#### Objective:
Find and return each line containing "dung".

#### Listed records:
-- Begin --

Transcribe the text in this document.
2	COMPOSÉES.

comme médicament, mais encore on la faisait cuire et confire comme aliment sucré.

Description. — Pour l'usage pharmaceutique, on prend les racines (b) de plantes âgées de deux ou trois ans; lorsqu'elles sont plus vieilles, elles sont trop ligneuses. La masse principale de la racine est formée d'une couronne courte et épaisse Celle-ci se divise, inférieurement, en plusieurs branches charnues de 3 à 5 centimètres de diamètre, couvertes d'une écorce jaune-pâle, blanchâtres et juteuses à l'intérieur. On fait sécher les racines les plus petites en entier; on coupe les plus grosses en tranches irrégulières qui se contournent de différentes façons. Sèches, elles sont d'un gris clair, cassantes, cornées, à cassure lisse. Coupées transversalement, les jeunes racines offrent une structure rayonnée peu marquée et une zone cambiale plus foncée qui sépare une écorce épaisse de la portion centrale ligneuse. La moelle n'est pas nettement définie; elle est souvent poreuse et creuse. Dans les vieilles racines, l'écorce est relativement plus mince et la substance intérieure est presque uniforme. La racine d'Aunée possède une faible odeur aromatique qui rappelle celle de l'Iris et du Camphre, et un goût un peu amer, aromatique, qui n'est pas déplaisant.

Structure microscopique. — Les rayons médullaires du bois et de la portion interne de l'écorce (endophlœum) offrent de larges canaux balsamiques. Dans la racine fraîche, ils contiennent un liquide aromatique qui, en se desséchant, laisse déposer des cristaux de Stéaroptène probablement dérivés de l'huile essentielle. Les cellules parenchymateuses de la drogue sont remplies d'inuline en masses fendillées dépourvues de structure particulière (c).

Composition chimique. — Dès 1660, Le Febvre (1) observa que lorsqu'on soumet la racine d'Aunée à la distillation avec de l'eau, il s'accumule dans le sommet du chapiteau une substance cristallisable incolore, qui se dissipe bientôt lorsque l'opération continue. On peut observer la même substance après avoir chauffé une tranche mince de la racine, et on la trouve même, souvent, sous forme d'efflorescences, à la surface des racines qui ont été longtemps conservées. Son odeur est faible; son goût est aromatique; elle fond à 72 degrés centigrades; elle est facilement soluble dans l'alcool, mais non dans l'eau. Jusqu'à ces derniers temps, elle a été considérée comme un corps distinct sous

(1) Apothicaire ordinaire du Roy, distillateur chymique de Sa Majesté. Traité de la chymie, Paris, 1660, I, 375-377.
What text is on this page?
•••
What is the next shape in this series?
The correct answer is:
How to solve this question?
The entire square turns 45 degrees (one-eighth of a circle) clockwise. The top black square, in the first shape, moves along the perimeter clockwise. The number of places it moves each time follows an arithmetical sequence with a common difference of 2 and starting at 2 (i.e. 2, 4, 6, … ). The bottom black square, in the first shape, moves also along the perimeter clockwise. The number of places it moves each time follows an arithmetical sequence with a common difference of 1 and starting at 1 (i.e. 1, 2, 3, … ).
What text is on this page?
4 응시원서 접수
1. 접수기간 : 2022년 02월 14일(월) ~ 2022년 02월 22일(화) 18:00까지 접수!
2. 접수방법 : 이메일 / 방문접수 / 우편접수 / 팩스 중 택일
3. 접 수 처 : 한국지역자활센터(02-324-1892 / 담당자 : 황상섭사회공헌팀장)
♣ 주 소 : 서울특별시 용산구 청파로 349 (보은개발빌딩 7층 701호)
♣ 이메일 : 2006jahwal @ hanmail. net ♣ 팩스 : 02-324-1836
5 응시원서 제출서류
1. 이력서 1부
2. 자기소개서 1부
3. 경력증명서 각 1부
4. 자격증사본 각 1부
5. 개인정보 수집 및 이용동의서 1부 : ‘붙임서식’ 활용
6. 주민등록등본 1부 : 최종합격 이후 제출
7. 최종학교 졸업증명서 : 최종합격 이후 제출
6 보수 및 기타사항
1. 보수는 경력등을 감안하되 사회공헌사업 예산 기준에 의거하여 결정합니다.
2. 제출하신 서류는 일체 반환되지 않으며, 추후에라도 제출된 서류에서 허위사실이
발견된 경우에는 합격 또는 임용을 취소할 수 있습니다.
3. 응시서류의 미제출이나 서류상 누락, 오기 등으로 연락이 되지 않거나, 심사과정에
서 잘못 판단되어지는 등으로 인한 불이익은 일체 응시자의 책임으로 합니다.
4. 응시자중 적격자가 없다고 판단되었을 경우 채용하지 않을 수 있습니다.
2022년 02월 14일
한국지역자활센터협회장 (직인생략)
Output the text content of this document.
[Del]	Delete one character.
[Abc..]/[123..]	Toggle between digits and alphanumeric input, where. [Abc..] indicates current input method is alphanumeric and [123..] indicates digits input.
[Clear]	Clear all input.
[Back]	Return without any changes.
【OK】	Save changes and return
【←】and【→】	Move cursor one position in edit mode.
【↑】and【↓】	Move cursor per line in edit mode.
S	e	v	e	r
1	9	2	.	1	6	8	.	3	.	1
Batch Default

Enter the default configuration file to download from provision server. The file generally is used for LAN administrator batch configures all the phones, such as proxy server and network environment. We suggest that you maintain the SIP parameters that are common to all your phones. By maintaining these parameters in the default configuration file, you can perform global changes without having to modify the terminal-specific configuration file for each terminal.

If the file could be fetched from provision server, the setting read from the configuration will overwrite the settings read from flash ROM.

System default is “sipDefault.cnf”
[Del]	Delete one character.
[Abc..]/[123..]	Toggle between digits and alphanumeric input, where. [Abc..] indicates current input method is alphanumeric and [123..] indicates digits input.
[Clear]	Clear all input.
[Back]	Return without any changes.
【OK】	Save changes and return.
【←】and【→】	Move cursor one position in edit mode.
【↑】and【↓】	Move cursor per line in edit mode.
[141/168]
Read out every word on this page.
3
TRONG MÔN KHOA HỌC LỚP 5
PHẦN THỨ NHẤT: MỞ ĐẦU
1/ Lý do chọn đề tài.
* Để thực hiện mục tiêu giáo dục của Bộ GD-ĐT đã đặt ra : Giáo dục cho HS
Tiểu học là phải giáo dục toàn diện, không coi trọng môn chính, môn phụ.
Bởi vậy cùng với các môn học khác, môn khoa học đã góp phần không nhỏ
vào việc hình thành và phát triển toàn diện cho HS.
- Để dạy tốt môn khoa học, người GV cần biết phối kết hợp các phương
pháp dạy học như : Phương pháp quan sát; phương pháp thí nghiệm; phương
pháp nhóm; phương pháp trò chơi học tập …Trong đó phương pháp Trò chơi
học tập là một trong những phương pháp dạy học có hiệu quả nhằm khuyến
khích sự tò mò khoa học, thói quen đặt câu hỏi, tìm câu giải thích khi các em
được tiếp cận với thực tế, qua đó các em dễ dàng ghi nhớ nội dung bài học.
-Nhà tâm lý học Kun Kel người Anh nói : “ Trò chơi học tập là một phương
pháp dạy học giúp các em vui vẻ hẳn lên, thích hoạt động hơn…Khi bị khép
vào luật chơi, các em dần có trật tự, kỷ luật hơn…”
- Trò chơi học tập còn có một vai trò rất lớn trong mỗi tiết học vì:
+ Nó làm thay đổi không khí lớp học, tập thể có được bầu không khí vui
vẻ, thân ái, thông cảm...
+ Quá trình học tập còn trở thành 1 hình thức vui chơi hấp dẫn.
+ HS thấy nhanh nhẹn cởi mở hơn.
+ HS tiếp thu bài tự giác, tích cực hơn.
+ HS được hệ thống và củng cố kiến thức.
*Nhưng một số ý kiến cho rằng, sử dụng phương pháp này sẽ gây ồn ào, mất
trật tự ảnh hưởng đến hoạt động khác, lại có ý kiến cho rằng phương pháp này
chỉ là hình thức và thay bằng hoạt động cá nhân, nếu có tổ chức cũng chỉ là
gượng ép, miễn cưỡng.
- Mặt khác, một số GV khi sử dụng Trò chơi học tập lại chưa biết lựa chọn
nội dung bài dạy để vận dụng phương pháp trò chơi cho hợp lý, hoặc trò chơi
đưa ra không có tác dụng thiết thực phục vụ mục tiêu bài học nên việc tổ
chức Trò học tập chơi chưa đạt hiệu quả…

-- End --

#### Written answer:
được tiếp cận với thực tế, qua đó các em dễ dàng ghi nhớ nội dung bài học.
nội dung bài dạy để vận dụng phương pháp trò chơi cho hợp lý, hoặc trò chơi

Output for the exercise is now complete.